> _INPUT MATERIAL_:
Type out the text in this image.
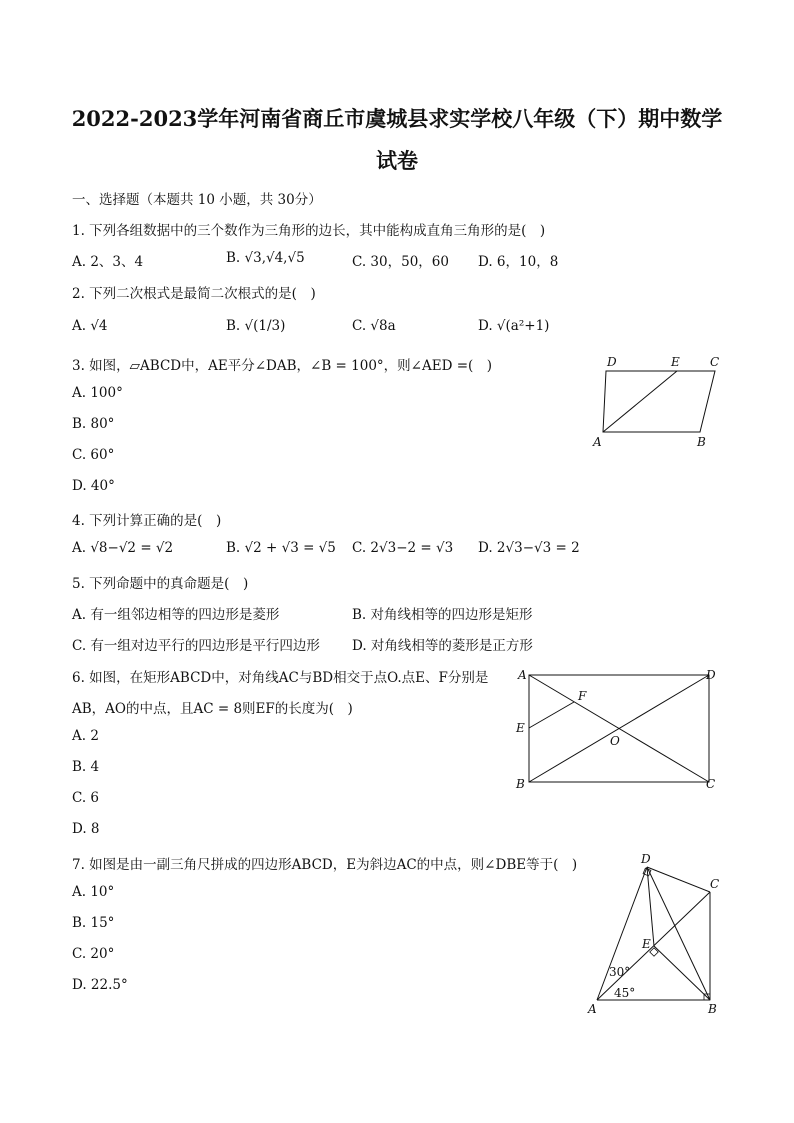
2022-2023学年河南省商丘市虞城县求实学校八年级（下）期中数学
试卷
一、选择题（本题共 10 小题，共 30分）
1. 下列各组数据中的三个数作为三角形的边长，其中能构成直角三角形的是(　)
A. 2、3、4	B. √3,√4,√5	C. 30，50，60 D. 6，10，8
2. 下列二次根式是最简二次根式的是(　)
A. √4	B. √(1/3)	C. √8a	D. √(a²+1)
3. 如图，▱ABCD中，AE平分∠DAB，∠B = 100°，则∠AED =(　)
A. 100°
B. 80°
C. 60°
D. 40°
D	E	C
A	B
4. 下列计算正确的是(　)
A. √8−√2 = √2	B. √2 + √3 = √5 C. 2√3−2 = √3 D. 2√3−√3 = 2
5. 下列命题中的真命题是(　)
A. 有一组邻边相等的四边形是菱形	B. 对角线相等的四边形是矩形
C. 有一组对边平行的四边形是平行四边形 D. 对角线相等的菱形是正方形
6. 如图，在矩形ABCD中，对角线AC与BD相交于点O.点E、F分别是
AB，AO的中点，且AC = 8则EF的长度为(　)
A. 2
B. 4
C. 6
D. 8
A	D
F
E
O
B	C
7. 如图是由一副三角尺拼成的四边形ABCD，E为斜边AC的中点，则∠DBE等于(　)
A. 10°
B. 15°
C. 20°
D. 22.5°
D
C
E
A	B
30°
45°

> _REQUIREMENT_: Leave the pictures out and write out every entry exactly as given.

> _FINAL RESULT_:
Type out the text in this image.
2022-2023学年河南省商丘市虞城县求实学校八年级（下）期中数学
试卷
一、选择题（本题共 10 小题，共 30分）
1. 下列各组数据中的三个数作为三角形的边长，其中能构成直角三角形的是(　)
A. 2、3、4	B. √3,√4,√5	C. 30，50，60 D. 6，10，8
2. 下列二次根式是最简二次根式的是(　)
A. √4	B. √(1/3)	C. √8a	D. √(a²+1)
3. 如图，▱ABCD中，AE平分∠DAB，∠B = 100°，则∠AED =(　)
A. 100°
B. 80°
C. 60°
D. 40°
D	E	C
A	B
4. 下列计算正确的是(　)
A. √8−√2 = √2	B. √2 + √3 = √5 C. 2√3−2 = √3 D. 2√3−√3 = 2
5. 下列命题中的真命题是(　)
A. 有一组邻边相等的四边形是菱形	B. 对角线相等的四边形是矩形
C. 有一组对边平行的四边形是平行四边形 D. 对角线相等的菱形是正方形
6. 如图，在矩形ABCD中，对角线AC与BD相交于点O.点E、F分别是
AB，AO的中点，且AC = 8则EF的长度为(　)
A. 2
B. 4
C. 6
D. 8
A	D
F
E
O
B	C
7. 如图是由一副三角尺拼成的四边形ABCD，E为斜边AC的中点，则∠DBE等于(　)
A. 10°
B. 15°
C. 20°
D. 22.5°
D
C
E
A	B
30°
45°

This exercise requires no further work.